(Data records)
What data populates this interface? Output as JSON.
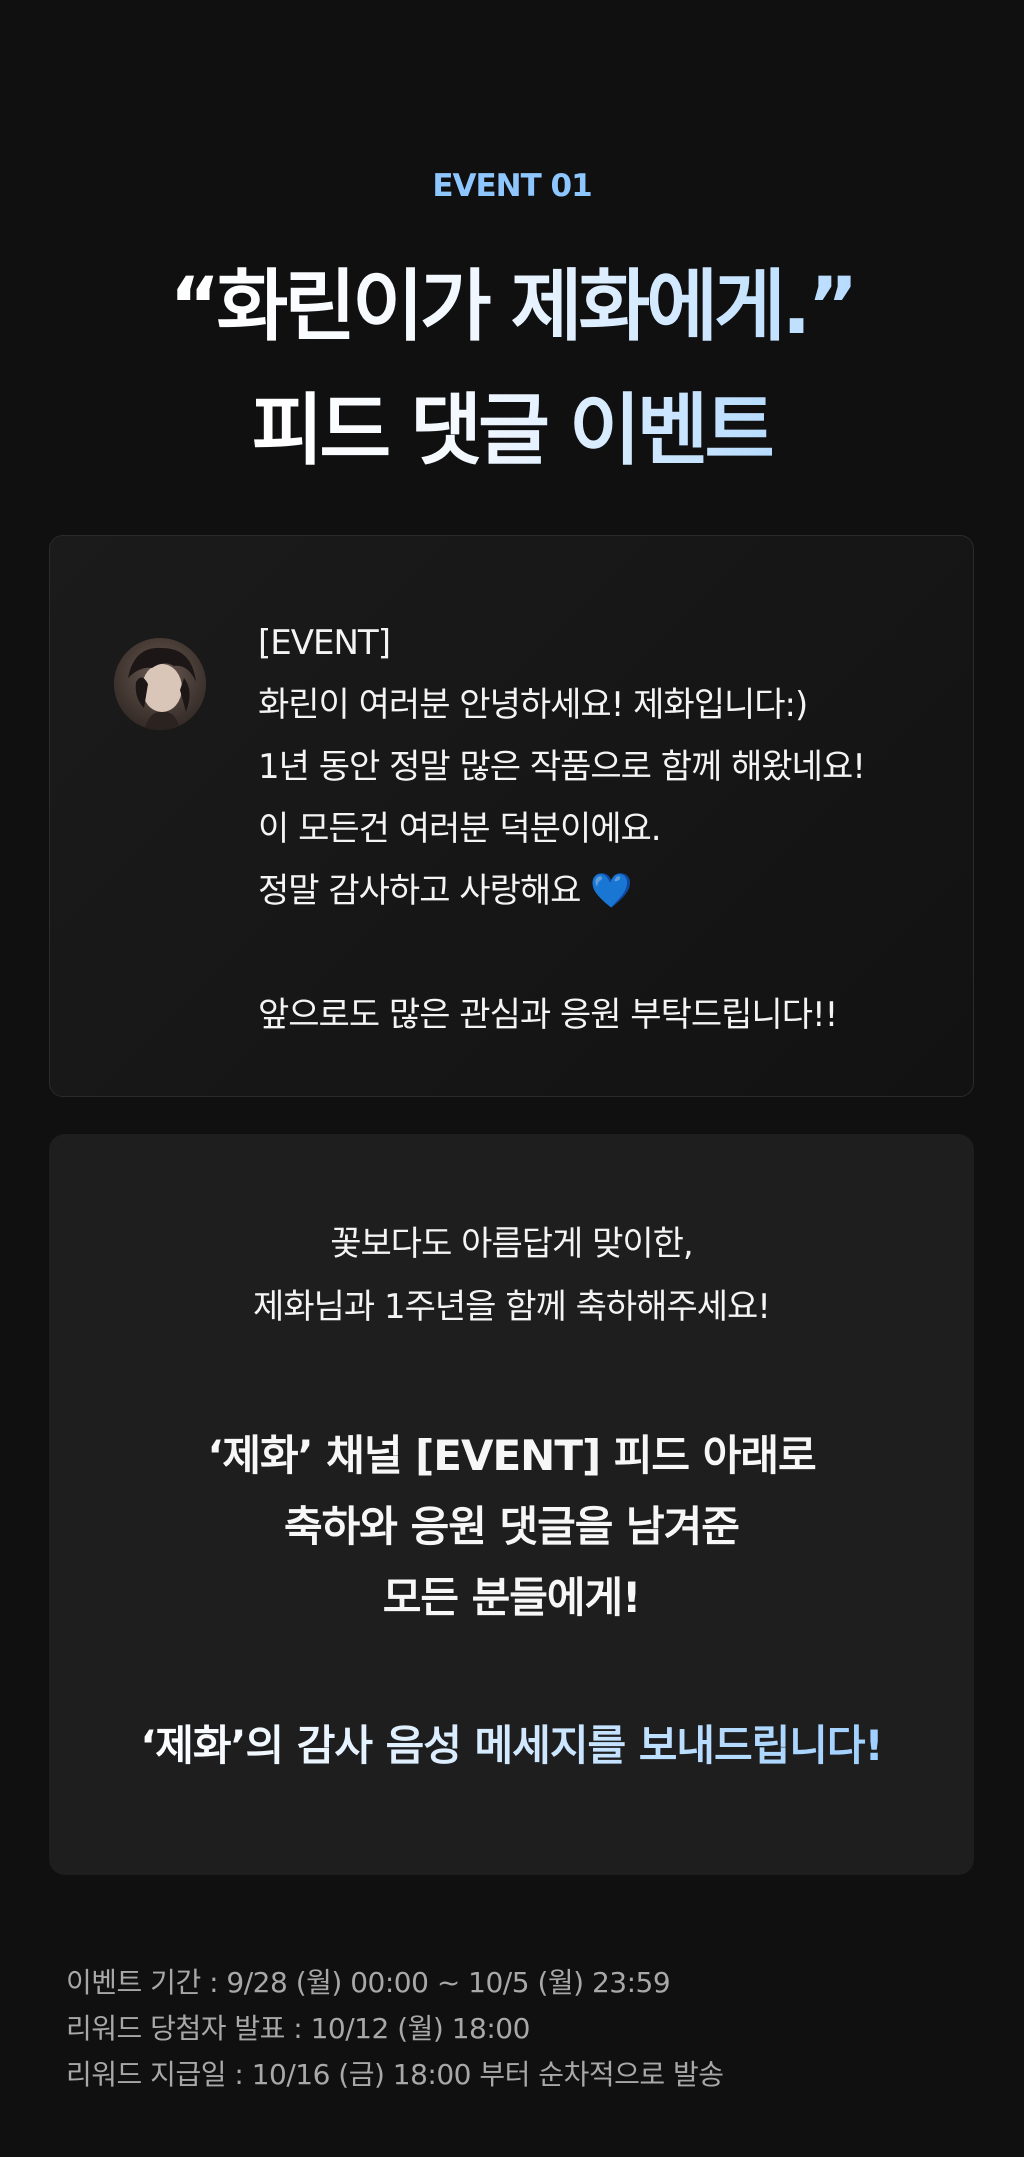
{
  "event_label": "EVENT 01",
  "headline": {
    "line1": "“화린이가 제화에게.”",
    "line2": "피드 댓글 이벤트"
  },
  "message": {
    "lines": [
      "[EVENT]",
      "화린이 여러분 안녕하세요! 제화입니다:)",
      "1년 동안 정말 많은 작품으로 함께 해왔네요!",
      "이 모든건 여러분 덕분이에요.",
      "정말 감사하고 사랑해요",
      "앞으로도 많은 관심과 응원 부탁드립니다!!"
    ],
    "heart": "💙"
  },
  "event_card": {
    "intro1": "꽃보다도 아름답게 맞이한,",
    "intro2": "제화님과 1주년을 함께 축하해주세요!",
    "bold1": "‘제화’ 채널 [EVENT] 피드 아래로",
    "bold2": "축하와 응원 댓글을 남겨준",
    "bold3": "모든 분들에게!",
    "voice": "‘제화’의 감사 음성 메세지를 보내드립니다!"
  },
  "info": {
    "period": "이벤트 기간 : 9/28 (월) 00:00 ~ 10/5 (월) 23:59",
    "announce": "리워드 당첨자 발표 : 10/12 (월) 18:00",
    "payout": "리워드 지급일 : 10/16 (금) 18:00 부터 순차적으로 발송"
  }
}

• INSTRUCTION: Working from the material above, transcribe it exactly while omitting pictures.

• SOLVED PROBLEM:
What data populates this interface? Output as JSON.
{
  "event_label": "EVENT 01",
  "headline": {
    "line1": "“화린이가 제화에게.”",
    "line2": "피드 댓글 이벤트"
  },
  "message": {
    "lines": [
      "[EVENT]",
      "화린이 여러분 안녕하세요! 제화입니다:)",
      "1년 동안 정말 많은 작품으로 함께 해왔네요!",
      "이 모든건 여러분 덕분이에요.",
      "정말 감사하고 사랑해요",
      "앞으로도 많은 관심과 응원 부탁드립니다!!"
    ],
    "heart": "💙"
  },
  "event_card": {
    "intro1": "꽃보다도 아름답게 맞이한,",
    "intro2": "제화님과 1주년을 함께 축하해주세요!",
    "bold1": "‘제화’ 채널 [EVENT] 피드 아래로",
    "bold2": "축하와 응원 댓글을 남겨준",
    "bold3": "모든 분들에게!",
    "voice": "‘제화’의 감사 음성 메세지를 보내드립니다!"
  },
  "info": {
    "period": "이벤트 기간 : 9/28 (월) 00:00 ~ 10/5 (월) 23:59",
    "announce": "리워드 당첨자 발표 : 10/12 (월) 18:00",
    "payout": "리워드 지급일 : 10/16 (금) 18:00 부터 순차적으로 발송"
  }
}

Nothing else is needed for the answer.